Lines with the word "screenshot" in them are the ones to copy from the records.

[Stored items from a collection]

- - -

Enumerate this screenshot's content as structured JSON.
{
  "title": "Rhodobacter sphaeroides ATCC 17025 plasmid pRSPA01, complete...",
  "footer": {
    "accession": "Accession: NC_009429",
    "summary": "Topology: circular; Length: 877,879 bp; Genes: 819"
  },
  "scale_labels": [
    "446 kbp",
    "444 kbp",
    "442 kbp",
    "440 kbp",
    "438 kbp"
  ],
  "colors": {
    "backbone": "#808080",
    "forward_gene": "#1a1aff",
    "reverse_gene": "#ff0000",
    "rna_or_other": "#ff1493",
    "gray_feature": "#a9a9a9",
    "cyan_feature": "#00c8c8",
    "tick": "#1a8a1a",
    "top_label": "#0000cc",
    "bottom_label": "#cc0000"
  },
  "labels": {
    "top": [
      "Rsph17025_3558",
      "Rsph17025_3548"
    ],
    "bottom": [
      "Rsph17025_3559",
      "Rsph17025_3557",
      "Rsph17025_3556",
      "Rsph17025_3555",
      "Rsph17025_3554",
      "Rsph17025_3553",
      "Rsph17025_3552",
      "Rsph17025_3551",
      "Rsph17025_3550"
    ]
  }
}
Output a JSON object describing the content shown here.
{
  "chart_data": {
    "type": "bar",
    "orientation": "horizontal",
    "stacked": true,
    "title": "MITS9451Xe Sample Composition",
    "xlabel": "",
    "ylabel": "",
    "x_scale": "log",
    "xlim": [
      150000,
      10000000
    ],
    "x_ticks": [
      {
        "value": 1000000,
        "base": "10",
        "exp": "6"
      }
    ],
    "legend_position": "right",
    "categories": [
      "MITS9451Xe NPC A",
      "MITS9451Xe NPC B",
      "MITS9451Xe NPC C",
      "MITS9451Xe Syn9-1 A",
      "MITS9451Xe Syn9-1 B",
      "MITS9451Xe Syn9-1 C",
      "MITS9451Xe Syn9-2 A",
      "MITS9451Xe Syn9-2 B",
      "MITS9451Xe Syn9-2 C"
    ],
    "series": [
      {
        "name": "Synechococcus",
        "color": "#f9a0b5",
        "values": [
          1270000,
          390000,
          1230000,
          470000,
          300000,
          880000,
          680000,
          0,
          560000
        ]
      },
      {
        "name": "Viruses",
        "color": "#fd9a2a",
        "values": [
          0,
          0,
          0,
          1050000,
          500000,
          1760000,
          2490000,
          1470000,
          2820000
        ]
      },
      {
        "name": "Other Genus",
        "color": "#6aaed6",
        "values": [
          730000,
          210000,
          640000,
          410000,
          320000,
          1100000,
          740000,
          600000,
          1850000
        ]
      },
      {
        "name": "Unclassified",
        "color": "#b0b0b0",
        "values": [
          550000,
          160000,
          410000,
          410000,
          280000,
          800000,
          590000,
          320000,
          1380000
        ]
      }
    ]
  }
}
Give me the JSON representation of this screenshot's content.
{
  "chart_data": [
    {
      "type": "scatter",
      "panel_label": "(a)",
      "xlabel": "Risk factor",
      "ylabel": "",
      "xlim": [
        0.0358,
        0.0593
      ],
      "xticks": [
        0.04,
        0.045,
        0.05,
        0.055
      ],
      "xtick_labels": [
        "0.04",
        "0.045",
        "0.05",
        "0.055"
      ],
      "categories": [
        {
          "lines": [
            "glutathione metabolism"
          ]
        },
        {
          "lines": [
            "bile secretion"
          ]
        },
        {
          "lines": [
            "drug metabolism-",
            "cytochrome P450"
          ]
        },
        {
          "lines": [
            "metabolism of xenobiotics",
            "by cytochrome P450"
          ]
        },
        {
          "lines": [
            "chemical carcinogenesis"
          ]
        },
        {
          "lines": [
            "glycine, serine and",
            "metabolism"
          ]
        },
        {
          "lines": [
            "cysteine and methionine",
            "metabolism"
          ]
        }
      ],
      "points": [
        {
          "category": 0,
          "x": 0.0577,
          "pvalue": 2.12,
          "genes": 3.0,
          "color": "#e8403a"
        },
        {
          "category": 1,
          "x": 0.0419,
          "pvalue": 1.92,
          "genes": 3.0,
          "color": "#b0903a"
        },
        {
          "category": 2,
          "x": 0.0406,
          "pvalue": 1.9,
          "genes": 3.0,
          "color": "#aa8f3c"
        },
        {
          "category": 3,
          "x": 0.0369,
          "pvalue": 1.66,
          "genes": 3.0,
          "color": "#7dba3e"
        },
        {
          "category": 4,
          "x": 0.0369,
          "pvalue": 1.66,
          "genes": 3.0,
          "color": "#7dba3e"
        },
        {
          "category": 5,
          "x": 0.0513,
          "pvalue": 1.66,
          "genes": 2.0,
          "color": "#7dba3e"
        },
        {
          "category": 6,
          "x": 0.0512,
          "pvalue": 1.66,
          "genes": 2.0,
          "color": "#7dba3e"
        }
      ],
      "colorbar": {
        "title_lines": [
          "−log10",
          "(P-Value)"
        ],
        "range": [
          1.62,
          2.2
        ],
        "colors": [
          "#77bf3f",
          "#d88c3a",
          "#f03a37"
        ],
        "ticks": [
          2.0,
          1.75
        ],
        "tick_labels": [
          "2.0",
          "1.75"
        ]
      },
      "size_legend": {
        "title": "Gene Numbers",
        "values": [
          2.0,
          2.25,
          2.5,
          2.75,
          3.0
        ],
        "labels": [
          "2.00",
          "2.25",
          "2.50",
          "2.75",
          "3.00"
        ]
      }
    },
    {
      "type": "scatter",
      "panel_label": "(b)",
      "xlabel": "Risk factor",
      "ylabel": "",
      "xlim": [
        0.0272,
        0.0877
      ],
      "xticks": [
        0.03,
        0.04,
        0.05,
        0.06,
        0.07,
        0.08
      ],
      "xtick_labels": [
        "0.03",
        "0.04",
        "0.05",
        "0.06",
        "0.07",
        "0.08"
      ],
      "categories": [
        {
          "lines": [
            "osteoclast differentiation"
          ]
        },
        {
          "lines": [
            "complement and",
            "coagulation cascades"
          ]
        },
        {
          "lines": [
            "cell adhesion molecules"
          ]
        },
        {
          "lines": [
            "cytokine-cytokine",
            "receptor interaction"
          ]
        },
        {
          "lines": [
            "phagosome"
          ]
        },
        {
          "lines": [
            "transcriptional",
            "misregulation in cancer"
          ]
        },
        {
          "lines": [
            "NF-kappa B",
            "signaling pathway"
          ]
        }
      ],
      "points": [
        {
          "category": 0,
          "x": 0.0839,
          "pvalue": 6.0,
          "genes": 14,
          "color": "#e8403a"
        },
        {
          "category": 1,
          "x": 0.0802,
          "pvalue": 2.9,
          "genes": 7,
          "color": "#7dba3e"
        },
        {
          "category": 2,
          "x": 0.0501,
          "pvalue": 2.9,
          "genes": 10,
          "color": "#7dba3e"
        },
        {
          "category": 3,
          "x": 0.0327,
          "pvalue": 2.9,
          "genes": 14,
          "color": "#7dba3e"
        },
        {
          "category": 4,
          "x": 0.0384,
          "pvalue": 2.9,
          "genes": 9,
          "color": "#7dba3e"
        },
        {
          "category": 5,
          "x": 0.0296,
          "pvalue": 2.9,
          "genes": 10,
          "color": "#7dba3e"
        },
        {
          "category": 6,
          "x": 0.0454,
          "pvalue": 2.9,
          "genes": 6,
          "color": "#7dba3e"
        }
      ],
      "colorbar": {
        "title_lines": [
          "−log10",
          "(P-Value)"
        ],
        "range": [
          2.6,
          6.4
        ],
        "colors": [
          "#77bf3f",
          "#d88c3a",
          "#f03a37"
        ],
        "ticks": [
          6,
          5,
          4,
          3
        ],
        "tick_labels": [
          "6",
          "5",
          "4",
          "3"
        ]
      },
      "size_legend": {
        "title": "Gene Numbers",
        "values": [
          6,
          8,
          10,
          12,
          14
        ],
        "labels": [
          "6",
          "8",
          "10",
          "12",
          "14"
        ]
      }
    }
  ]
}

- - -

Response below:
Enumerate this screenshot's content as structured JSON.
Give me the JSON representation of this screenshot's content.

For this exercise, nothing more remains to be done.